_Data under study_.
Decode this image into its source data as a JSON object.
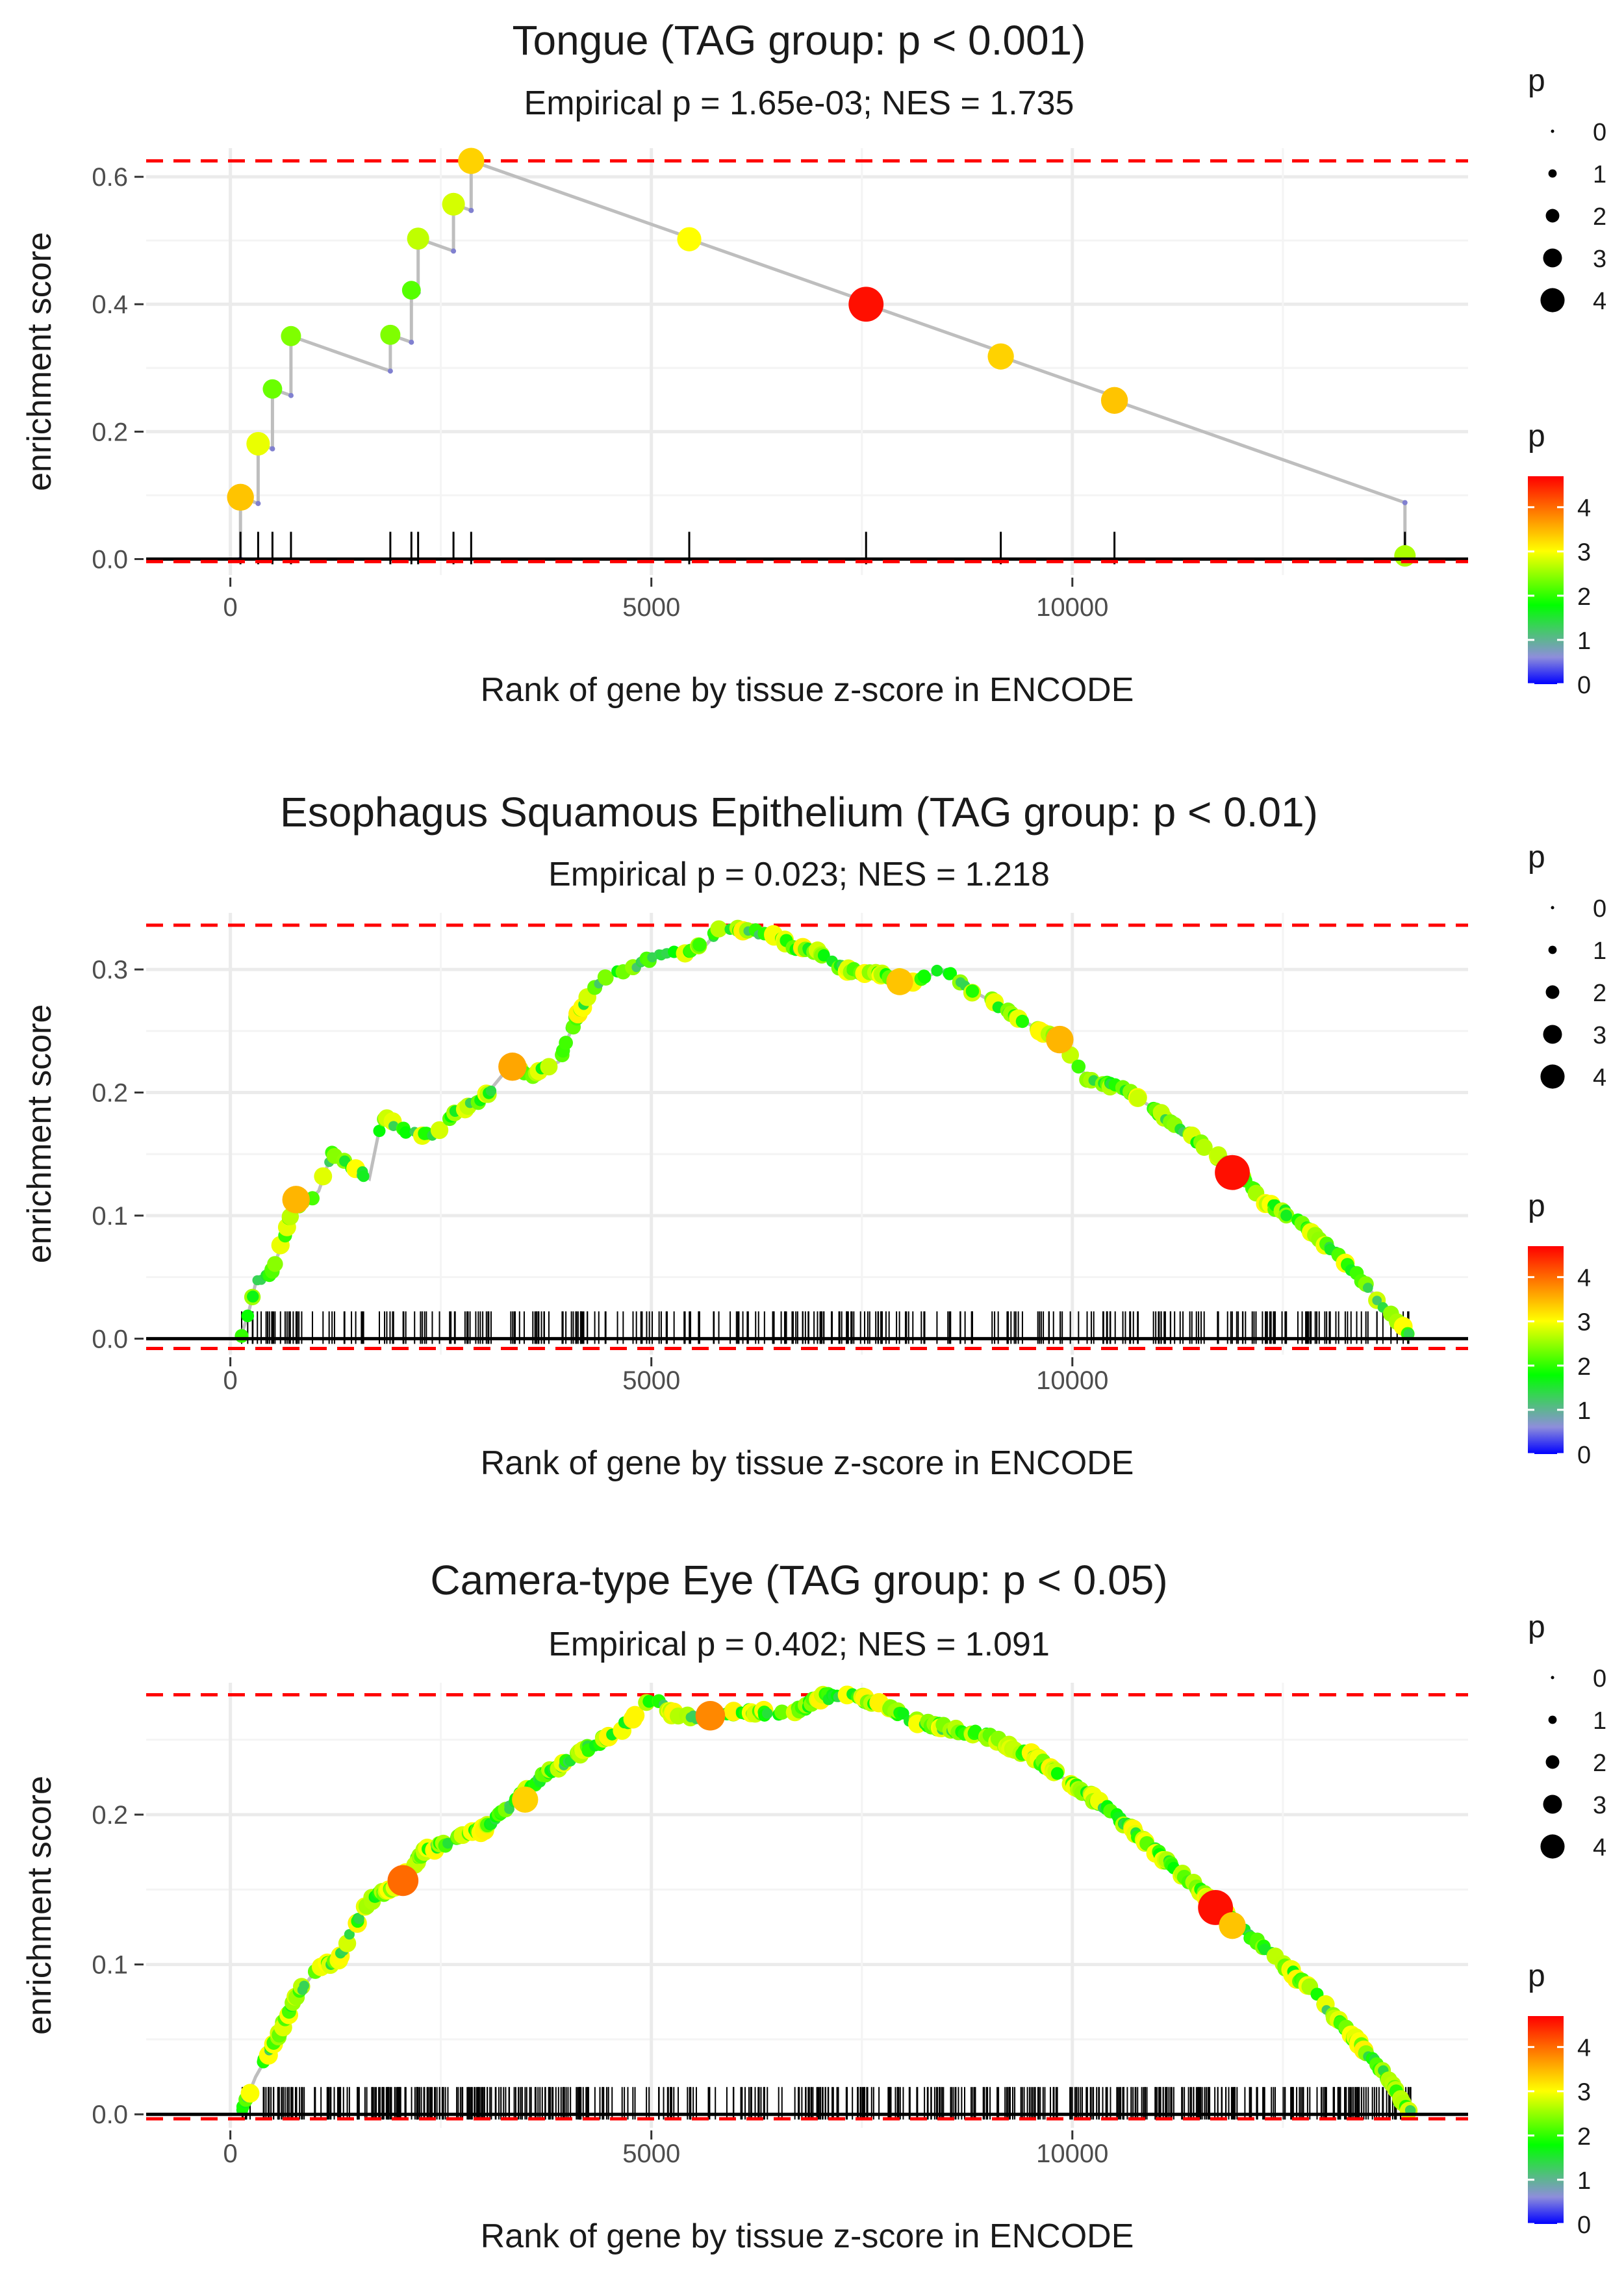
{
  "chart_data": [
    {
      "type": "line",
      "title": "Tongue (TAG group: p < 0.001)",
      "subtitle": "Empirical p = 1.65e-03; NES = 1.735",
      "xlabel": "Rank of gene by tissue z-score in ENCODE",
      "ylabel": "enrichment score",
      "xlim": [
        -1000,
        14700
      ],
      "ylim": [
        -0.025,
        0.645
      ],
      "x_ticks": [
        0,
        5000,
        10000
      ],
      "x_tick_labels": [
        "0",
        "5000",
        "10000"
      ],
      "y_ticks": [
        0.0,
        0.2,
        0.4,
        0.6
      ],
      "y_tick_labels": [
        "0.0",
        "0.2",
        "0.4",
        "0.6"
      ],
      "max_es": 0.625,
      "min_es": -0.004,
      "decay_per_gene": 4.65e-05,
      "hits": [
        {
          "x": 120,
          "y": 0.097,
          "p": 3.4
        },
        {
          "x": 330,
          "y": 0.181,
          "p": 2.9
        },
        {
          "x": 500,
          "y": 0.267,
          "p": 2.3
        },
        {
          "x": 720,
          "y": 0.35,
          "p": 2.4
        },
        {
          "x": 1900,
          "y": 0.352,
          "p": 2.4
        },
        {
          "x": 2150,
          "y": 0.422,
          "p": 2.2
        },
        {
          "x": 2230,
          "y": 0.503,
          "p": 2.7
        },
        {
          "x": 2650,
          "y": 0.557,
          "p": 2.8
        },
        {
          "x": 2860,
          "y": 0.625,
          "p": 3.3
        },
        {
          "x": 5450,
          "y": 0.502,
          "p": 3.0
        },
        {
          "x": 7550,
          "y": 0.4,
          "p": 4.6
        },
        {
          "x": 9150,
          "y": 0.318,
          "p": 3.3
        },
        {
          "x": 10500,
          "y": 0.249,
          "p": 3.4
        },
        {
          "x": 13950,
          "y": 0.005,
          "p": 2.6
        }
      ],
      "legend_size": {
        "title": "p",
        "labels": [
          "0",
          "1",
          "2",
          "3",
          "4"
        ]
      },
      "legend_color": {
        "title": "p",
        "labels": [
          "0",
          "1",
          "2",
          "3",
          "4"
        ],
        "colors": [
          "#0000ff",
          "#8e8edb",
          "#00ff00",
          "#ffff00",
          "#ff8800",
          "#ff0000"
        ]
      }
    },
    {
      "type": "line",
      "title": "Esophagus Squamous Epithelium (TAG group: p < 0.01)",
      "subtitle": "Empirical p = 0.023; NES = 1.218",
      "xlabel": "Rank of gene by tissue z-score in ENCODE",
      "ylabel": "enrichment score",
      "xlim": [
        -1000,
        14700
      ],
      "ylim": [
        -0.013,
        0.346
      ],
      "x_ticks": [
        0,
        5000,
        10000
      ],
      "x_tick_labels": [
        "0",
        "5000",
        "10000"
      ],
      "y_ticks": [
        0.0,
        0.1,
        0.2,
        0.3
      ],
      "y_tick_labels": [
        "0.0",
        "0.1",
        "0.2",
        "0.3"
      ],
      "max_es": 0.336,
      "min_es": -0.008,
      "curve_points": [
        [
          120,
          0.0
        ],
        [
          230,
          0.025
        ],
        [
          300,
          0.045
        ],
        [
          500,
          0.055
        ],
        [
          650,
          0.085
        ],
        [
          750,
          0.11
        ],
        [
          900,
          0.11
        ],
        [
          1050,
          0.12
        ],
        [
          1200,
          0.15
        ],
        [
          1450,
          0.14
        ],
        [
          1650,
          0.13
        ],
        [
          1800,
          0.18
        ],
        [
          2050,
          0.17
        ],
        [
          2400,
          0.165
        ],
        [
          2700,
          0.185
        ],
        [
          3000,
          0.195
        ],
        [
          3300,
          0.22
        ],
        [
          3600,
          0.215
        ],
        [
          3900,
          0.225
        ],
        [
          4100,
          0.26
        ],
        [
          4300,
          0.285
        ],
        [
          4500,
          0.295
        ],
        [
          4750,
          0.3
        ],
        [
          5000,
          0.31
        ],
        [
          5300,
          0.313
        ],
        [
          5650,
          0.32
        ],
        [
          5850,
          0.336
        ],
        [
          6100,
          0.33
        ],
        [
          6400,
          0.33
        ],
        [
          6700,
          0.318
        ],
        [
          6950,
          0.315
        ],
        [
          7300,
          0.3
        ],
        [
          7800,
          0.295
        ],
        [
          8150,
          0.29
        ],
        [
          8450,
          0.3
        ],
        [
          8750,
          0.285
        ],
        [
          9150,
          0.27
        ],
        [
          9500,
          0.255
        ],
        [
          9850,
          0.243
        ],
        [
          10200,
          0.21
        ],
        [
          10550,
          0.205
        ],
        [
          10900,
          0.19
        ],
        [
          11250,
          0.172
        ],
        [
          11600,
          0.155
        ],
        [
          11950,
          0.135
        ],
        [
          12300,
          0.11
        ],
        [
          12600,
          0.1
        ],
        [
          12950,
          0.08
        ],
        [
          13350,
          0.055
        ],
        [
          13650,
          0.03
        ],
        [
          13900,
          0.01
        ],
        [
          14020,
          0.002
        ]
      ],
      "large_hits": [
        {
          "x": 780,
          "y": 0.113,
          "p": 3.5
        },
        {
          "x": 3350,
          "y": 0.221,
          "p": 3.6
        },
        {
          "x": 7950,
          "y": 0.29,
          "p": 3.4
        },
        {
          "x": 9850,
          "y": 0.243,
          "p": 3.5
        },
        {
          "x": 11900,
          "y": 0.135,
          "p": 4.6
        }
      ],
      "rug_seed": 21,
      "rug_count": 330,
      "legend_size": {
        "title": "p",
        "labels": [
          "0",
          "1",
          "2",
          "3",
          "4"
        ]
      },
      "legend_color": {
        "title": "p",
        "labels": [
          "0",
          "1",
          "2",
          "3",
          "4"
        ],
        "colors": [
          "#0000ff",
          "#8e8edb",
          "#00ff00",
          "#ffff00",
          "#ff8800",
          "#ff0000"
        ]
      }
    },
    {
      "type": "line",
      "title": "Camera-type Eye (TAG group: p < 0.05)",
      "subtitle": "Empirical p = 0.402; NES = 1.091",
      "xlabel": "Rank of gene by tissue z-score in ENCODE",
      "ylabel": "enrichment score",
      "xlim": [
        -1000,
        14700
      ],
      "ylim": [
        -0.009,
        0.288
      ],
      "x_ticks": [
        0,
        5000,
        10000
      ],
      "x_tick_labels": [
        "0",
        "5000",
        "10000"
      ],
      "y_ticks": [
        0.0,
        0.1,
        0.2
      ],
      "y_tick_labels": [
        "0.0",
        "0.1",
        "0.2"
      ],
      "max_es": 0.28,
      "min_es": -0.003,
      "curve_points": [
        [
          120,
          0.0
        ],
        [
          300,
          0.025
        ],
        [
          500,
          0.045
        ],
        [
          800,
          0.08
        ],
        [
          1000,
          0.095
        ],
        [
          1300,
          0.105
        ],
        [
          1600,
          0.14
        ],
        [
          2000,
          0.155
        ],
        [
          2300,
          0.175
        ],
        [
          2700,
          0.185
        ],
        [
          3000,
          0.19
        ],
        [
          3300,
          0.205
        ],
        [
          3700,
          0.225
        ],
        [
          4100,
          0.24
        ],
        [
          4600,
          0.255
        ],
        [
          5000,
          0.278
        ],
        [
          5300,
          0.265
        ],
        [
          5700,
          0.265
        ],
        [
          6100,
          0.268
        ],
        [
          6700,
          0.268
        ],
        [
          7000,
          0.278
        ],
        [
          7300,
          0.28
        ],
        [
          7700,
          0.275
        ],
        [
          8100,
          0.263
        ],
        [
          8500,
          0.258
        ],
        [
          9000,
          0.252
        ],
        [
          9500,
          0.24
        ],
        [
          10000,
          0.22
        ],
        [
          10400,
          0.205
        ],
        [
          10800,
          0.185
        ],
        [
          11200,
          0.165
        ],
        [
          11600,
          0.145
        ],
        [
          12000,
          0.125
        ],
        [
          12400,
          0.105
        ],
        [
          12800,
          0.085
        ],
        [
          13200,
          0.06
        ],
        [
          13600,
          0.035
        ],
        [
          13900,
          0.01
        ],
        [
          14050,
          0.0
        ]
      ],
      "large_hits": [
        {
          "x": 2050,
          "y": 0.156,
          "p": 4.0
        },
        {
          "x": 3500,
          "y": 0.21,
          "p": 3.3
        },
        {
          "x": 5700,
          "y": 0.266,
          "p": 3.8
        },
        {
          "x": 11700,
          "y": 0.138,
          "p": 4.6
        },
        {
          "x": 11900,
          "y": 0.126,
          "p": 3.4
        }
      ],
      "rug_seed": 77,
      "rug_count": 560,
      "legend_size": {
        "title": "p",
        "labels": [
          "0",
          "1",
          "2",
          "3",
          "4"
        ]
      },
      "legend_color": {
        "title": "p",
        "labels": [
          "0",
          "1",
          "2",
          "3",
          "4"
        ],
        "colors": [
          "#0000ff",
          "#8e8edb",
          "#00ff00",
          "#ffff00",
          "#ff8800",
          "#ff0000"
        ]
      }
    }
  ]
}
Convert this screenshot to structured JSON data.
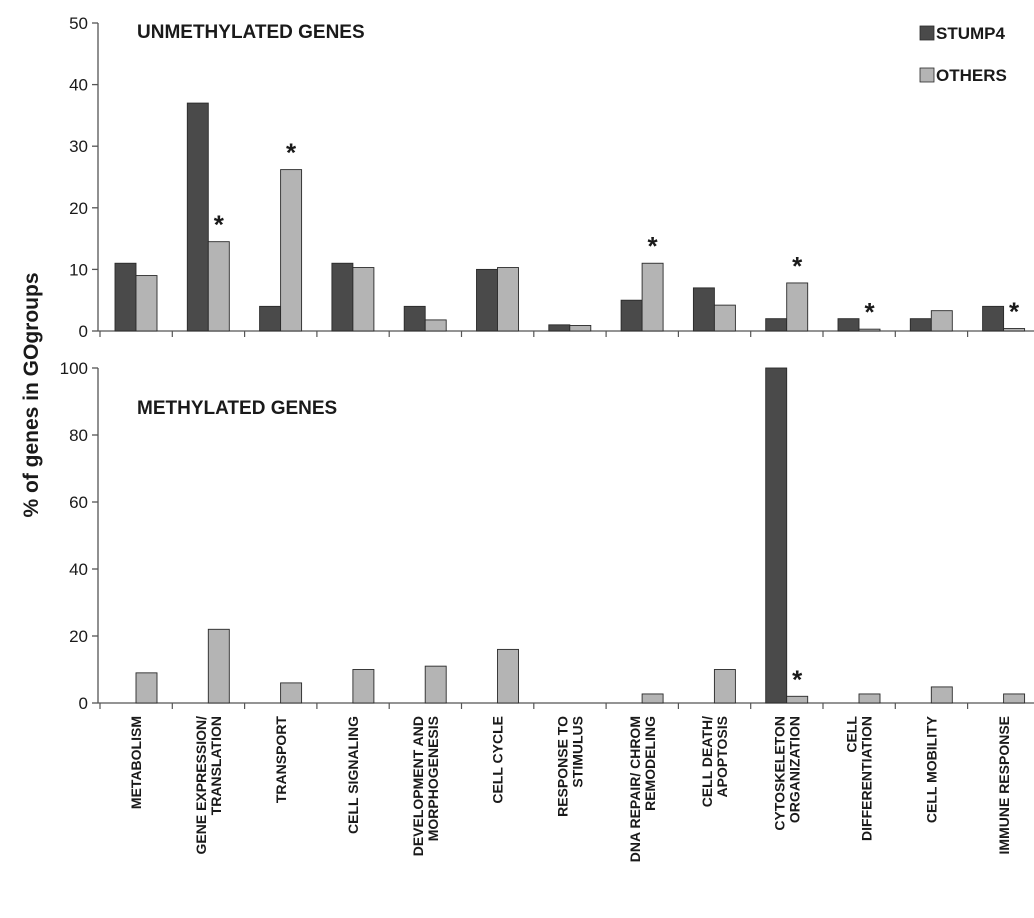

_Problem to work on_. Take each line in the listing that has the word "this" and copy it.

_Completed exercise_.
Decode this image into its source data as a JSON object.
Convert this screenshot to structured JSON data.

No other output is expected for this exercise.